BEGIN Material

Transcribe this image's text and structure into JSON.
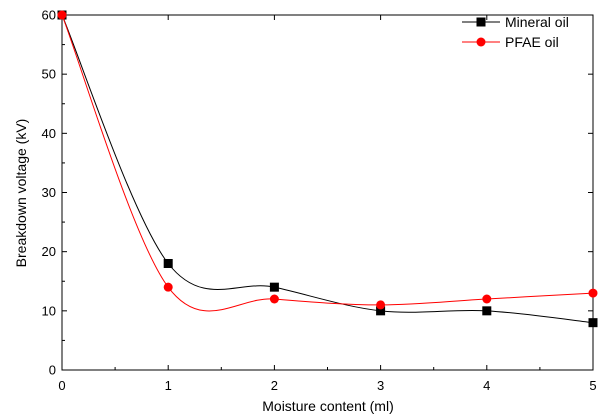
{
  "chart_data": {
    "type": "line",
    "title": "",
    "xlabel": "Moisture content (ml)",
    "ylabel": "Breakdown voltage (kV)",
    "xlim": [
      0,
      5
    ],
    "ylim": [
      0,
      60
    ],
    "x_ticks": [
      0,
      1,
      2,
      3,
      4,
      5
    ],
    "y_ticks": [
      0,
      10,
      20,
      30,
      40,
      50,
      60
    ],
    "grid": false,
    "legend_position": "top-right",
    "x": [
      0,
      1,
      2,
      3,
      4,
      5
    ],
    "series": [
      {
        "name": "Mineral oil",
        "values": [
          60,
          18,
          14,
          10,
          10,
          8
        ],
        "color": "#000000",
        "marker": "square"
      },
      {
        "name": "PFAE oil",
        "values": [
          60,
          14,
          12,
          11,
          12,
          13
        ],
        "color": "#ff0000",
        "marker": "circle"
      }
    ]
  }
}
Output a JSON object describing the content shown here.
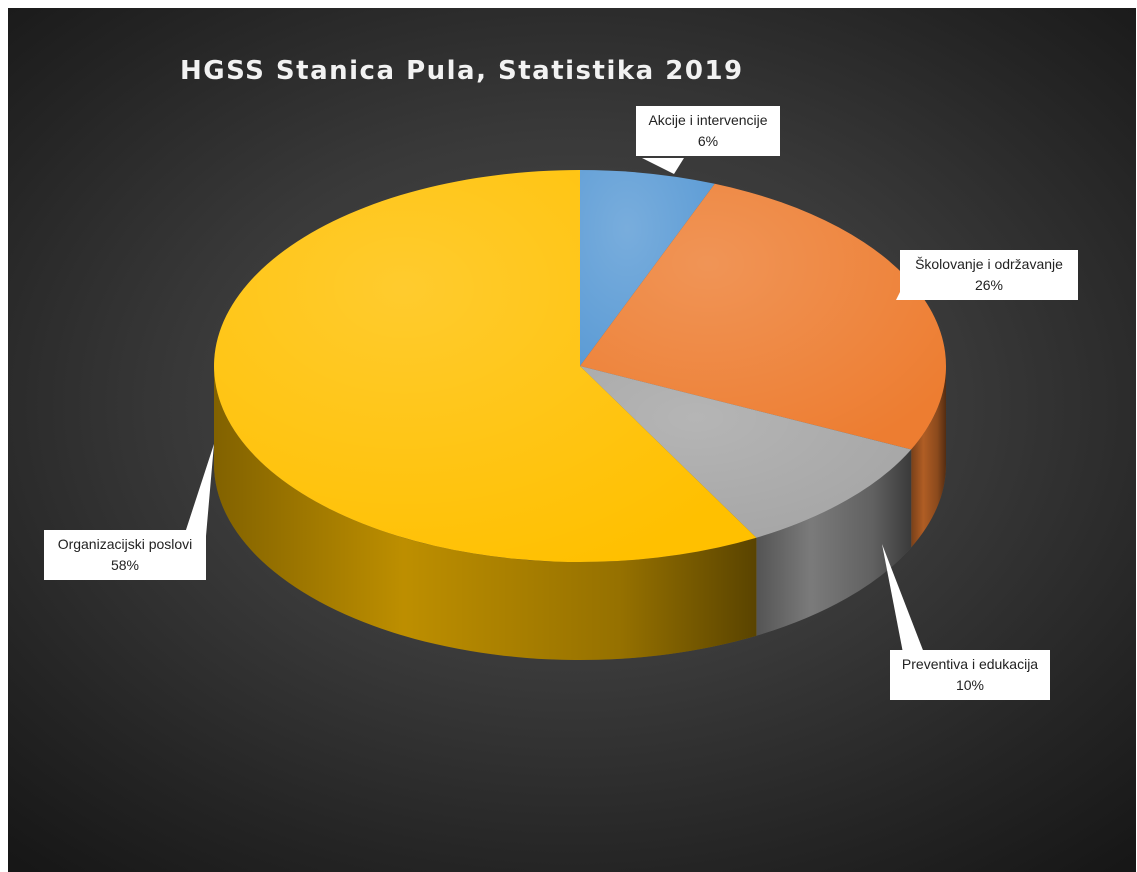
{
  "chart_data": {
    "type": "pie",
    "title": "HGSS Stanica Pula, Statistika 2019",
    "slices": [
      {
        "name": "Akcije i intervencije",
        "value": 6,
        "label": "6%",
        "color": "#5b9bd5"
      },
      {
        "name": "Školovanje i održavanje",
        "value": 26,
        "label": "26%",
        "color": "#ed7d31"
      },
      {
        "name": "Preventiva i edukacija",
        "value": 10,
        "label": "10%",
        "color": "#a5a5a5"
      },
      {
        "name": "Organizacijski poslovi",
        "value": 58,
        "label": "58%",
        "color": "#ffc000"
      }
    ],
    "style": "3d",
    "background": "#2e2e2e",
    "legend": "none"
  }
}
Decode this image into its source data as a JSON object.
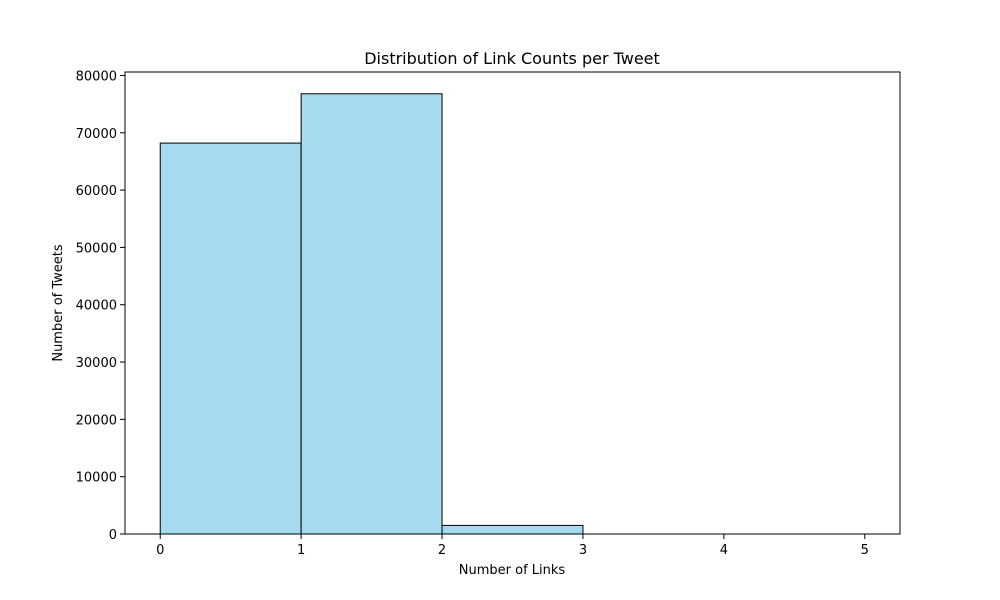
{
  "chart_data": {
    "type": "bar",
    "title": "Distribution of Link Counts per Tweet",
    "xlabel": "Number of Links",
    "ylabel": "Number of Tweets",
    "bins": [
      {
        "start": 0,
        "end": 1,
        "value": 68200
      },
      {
        "start": 1,
        "end": 2,
        "value": 76800
      },
      {
        "start": 2,
        "end": 3,
        "value": 1500
      },
      {
        "start": 3,
        "end": 4,
        "value": 0
      },
      {
        "start": 4,
        "end": 5,
        "value": 0
      }
    ],
    "xticks": [
      "0",
      "1",
      "2",
      "3",
      "4",
      "5"
    ],
    "yticks": [
      "0",
      "10000",
      "20000",
      "30000",
      "40000",
      "50000",
      "60000",
      "70000",
      "80000"
    ],
    "xlim": [
      -0.25,
      5.25
    ],
    "ylim": [
      0,
      80600
    ],
    "grid": false,
    "colors": {
      "bar_fill": "#a6dbef",
      "bar_edge": "#000000",
      "axis": "#000000"
    }
  }
}
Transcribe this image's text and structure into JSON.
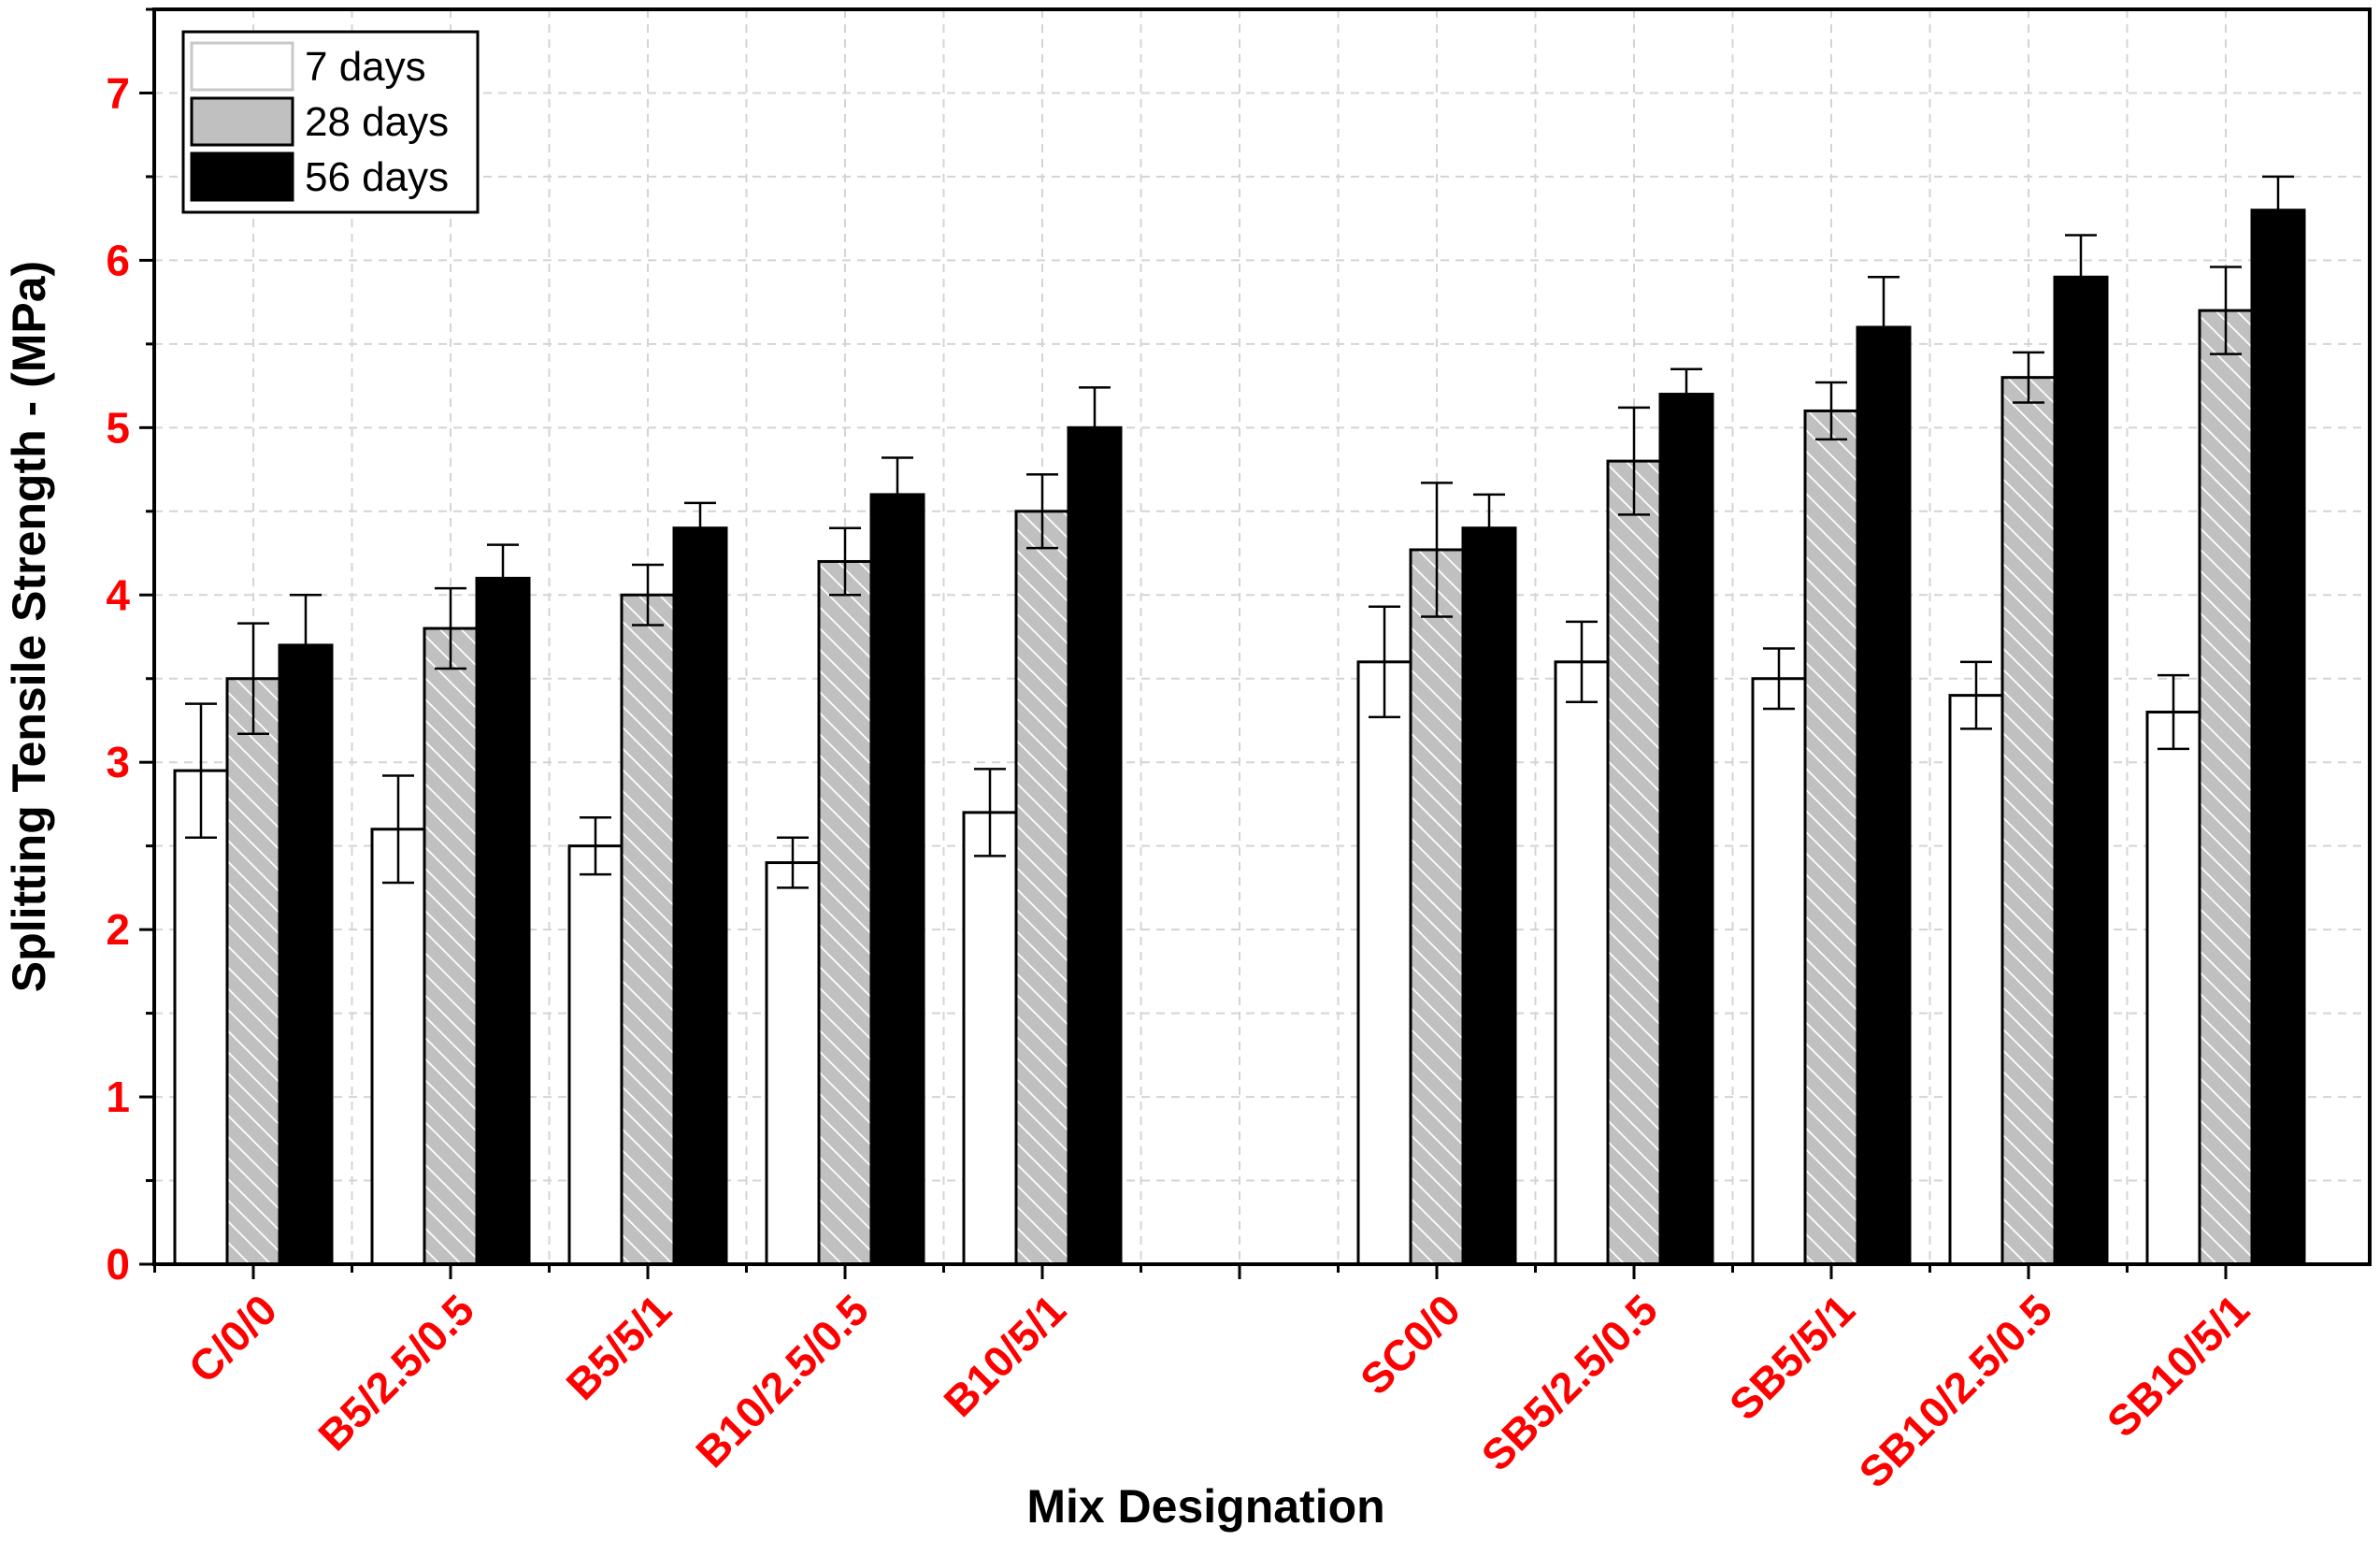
{
  "chart_data": {
    "type": "bar",
    "title": "",
    "xlabel": "Mix Designation",
    "ylabel": "Splitting Tensile Strength - (MPa)",
    "ylim": [
      0,
      7.5
    ],
    "yticks": [
      "0",
      "1",
      "2",
      "3",
      "4",
      "5",
      "6",
      "7"
    ],
    "grid": true,
    "legend_position": "top-left",
    "groups": [
      {
        "label": "C/0/0",
        "slot": 0
      },
      {
        "label": "B5/2.5/0.5",
        "slot": 1
      },
      {
        "label": "B5/5/1",
        "slot": 2
      },
      {
        "label": "B10/2.5/0.5",
        "slot": 3
      },
      {
        "label": "B10/5/1",
        "slot": 4
      },
      {
        "label": "SC0/0",
        "slot": 6
      },
      {
        "label": "SB5/2.5/0.5",
        "slot": 7
      },
      {
        "label": "SB5/5/1",
        "slot": 8
      },
      {
        "label": "SB10/2.5/0.5",
        "slot": 9
      },
      {
        "label": "SB10/5/1",
        "slot": 10
      }
    ],
    "series": [
      {
        "name": "7 days",
        "fill": "#ffffff",
        "pattern": "none",
        "values": [
          2.95,
          2.6,
          2.5,
          2.4,
          2.7,
          3.6,
          3.6,
          3.5,
          3.4,
          3.3
        ],
        "errors": [
          0.4,
          0.32,
          0.17,
          0.15,
          0.26,
          0.33,
          0.24,
          0.18,
          0.2,
          0.22
        ]
      },
      {
        "name": "28 days",
        "fill": "#c0c0c0",
        "pattern": "hatch",
        "values": [
          3.5,
          3.8,
          4.0,
          4.2,
          4.5,
          4.27,
          4.8,
          5.1,
          5.3,
          5.7
        ],
        "errors": [
          0.33,
          0.24,
          0.18,
          0.2,
          0.22,
          0.4,
          0.32,
          0.17,
          0.15,
          0.26
        ]
      },
      {
        "name": "56 days",
        "fill": "#000000",
        "pattern": "none",
        "values": [
          3.7,
          4.1,
          4.4,
          4.6,
          5.0,
          4.4,
          5.2,
          5.6,
          5.9,
          6.3
        ],
        "errors": [
          0.3,
          0.2,
          0.15,
          0.22,
          0.24,
          0.2,
          0.15,
          0.3,
          0.25,
          0.2
        ]
      }
    ]
  }
}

END Material

▸ What is being asked
Make an exact copy of the records shown above, without the pictures.

▸ Reply to the exercise
Transcribe this image's text and structure into JSON.
{
  "chart_data": {
    "type": "line",
    "title": "",
    "xlabel": "Moisture content (ml)",
    "ylabel": "Breakdown voltage (kV)",
    "xlim": [
      0,
      5
    ],
    "ylim": [
      0,
      60
    ],
    "x_ticks": [
      0,
      1,
      2,
      3,
      4,
      5
    ],
    "y_ticks": [
      0,
      10,
      20,
      30,
      40,
      50,
      60
    ],
    "grid": false,
    "legend_position": "top-right",
    "x": [
      0,
      1,
      2,
      3,
      4,
      5
    ],
    "series": [
      {
        "name": "Mineral oil",
        "values": [
          60,
          18,
          14,
          10,
          10,
          8
        ],
        "color": "#000000",
        "marker": "square"
      },
      {
        "name": "PFAE oil",
        "values": [
          60,
          14,
          12,
          11,
          12,
          13
        ],
        "color": "#ff0000",
        "marker": "circle"
      }
    ]
  }
}
Output a JSON object describing the content shown here.
{
  "chart_data": {
    "type": "pie",
    "title": "HGSS Stanica Pula, Statistika 2019",
    "slices": [
      {
        "name": "Akcije i intervencije",
        "value": 6,
        "label": "6%",
        "color": "#5b9bd5"
      },
      {
        "name": "Školovanje i održavanje",
        "value": 26,
        "label": "26%",
        "color": "#ed7d31"
      },
      {
        "name": "Preventiva i edukacija",
        "value": 10,
        "label": "10%",
        "color": "#a5a5a5"
      },
      {
        "name": "Organizacijski poslovi",
        "value": 58,
        "label": "58%",
        "color": "#ffc000"
      }
    ],
    "style": "3d",
    "background": "#2e2e2e",
    "legend": "none"
  }
}
Decode this image into its source data as a JSON object.
{
  "chart_data": {
    "type": "bar",
    "title": "Distribution of Link Counts per Tweet",
    "xlabel": "Number of Links",
    "ylabel": "Number of Tweets",
    "bins": [
      {
        "start": 0,
        "end": 1,
        "value": 68200
      },
      {
        "start": 1,
        "end": 2,
        "value": 76800
      },
      {
        "start": 2,
        "end": 3,
        "value": 1500
      },
      {
        "start": 3,
        "end": 4,
        "value": 0
      },
      {
        "start": 4,
        "end": 5,
        "value": 0
      }
    ],
    "xticks": [
      "0",
      "1",
      "2",
      "3",
      "4",
      "5"
    ],
    "yticks": [
      "0",
      "10000",
      "20000",
      "30000",
      "40000",
      "50000",
      "60000",
      "70000",
      "80000"
    ],
    "xlim": [
      -0.25,
      5.25
    ],
    "ylim": [
      0,
      80600
    ],
    "grid": false,
    "colors": {
      "bar_fill": "#a6dbef",
      "bar_edge": "#000000",
      "axis": "#000000"
    }
  }
}
Transcribe this image's text and structure into JSON.
{
  "chart_data": {
    "type": "bar",
    "title": "",
    "xlabel": "Mix Designation",
    "ylabel": "Splitting Tensile Strength - (MPa)",
    "ylim": [
      0,
      7.5
    ],
    "yticks": [
      "0",
      "1",
      "2",
      "3",
      "4",
      "5",
      "6",
      "7"
    ],
    "grid": true,
    "legend_position": "top-left",
    "groups": [
      {
        "label": "C/0/0",
        "slot": 0
      },
      {
        "label": "B5/2.5/0.5",
        "slot": 1
      },
      {
        "label": "B5/5/1",
        "slot": 2
      },
      {
        "label": "B10/2.5/0.5",
        "slot": 3
      },
      {
        "label": "B10/5/1",
        "slot": 4
      },
      {
        "label": "SC0/0",
        "slot": 6
      },
      {
        "label": "SB5/2.5/0.5",
        "slot": 7
      },
      {
        "label": "SB5/5/1",
        "slot": 8
      },
      {
        "label": "SB10/2.5/0.5",
        "slot": 9
      },
      {
        "label": "SB10/5/1",
        "slot": 10
      }
    ],
    "series": [
      {
        "name": "7 days",
        "fill": "#ffffff",
        "pattern": "none",
        "values": [
          2.95,
          2.6,
          2.5,
          2.4,
          2.7,
          3.6,
          3.6,
          3.5,
          3.4,
          3.3
        ],
        "errors": [
          0.4,
          0.32,
          0.17,
          0.15,
          0.26,
          0.33,
          0.24,
          0.18,
          0.2,
          0.22
        ]
      },
      {
        "name": "28 days",
        "fill": "#c0c0c0",
        "pattern": "hatch",
        "values": [
          3.5,
          3.8,
          4.0,
          4.2,
          4.5,
          4.27,
          4.8,
          5.1,
          5.3,
          5.7
        ],
        "errors": [
          0.33,
          0.24,
          0.18,
          0.2,
          0.22,
          0.4,
          0.32,
          0.17,
          0.15,
          0.26
        ]
      },
      {
        "name": "56 days",
        "fill": "#000000",
        "pattern": "none",
        "values": [
          3.7,
          4.1,
          4.4,
          4.6,
          5.0,
          4.4,
          5.2,
          5.6,
          5.9,
          6.3
        ],
        "errors": [
          0.3,
          0.2,
          0.15,
          0.22,
          0.24,
          0.2,
          0.15,
          0.3,
          0.25,
          0.2
        ]
      }
    ]
  }
}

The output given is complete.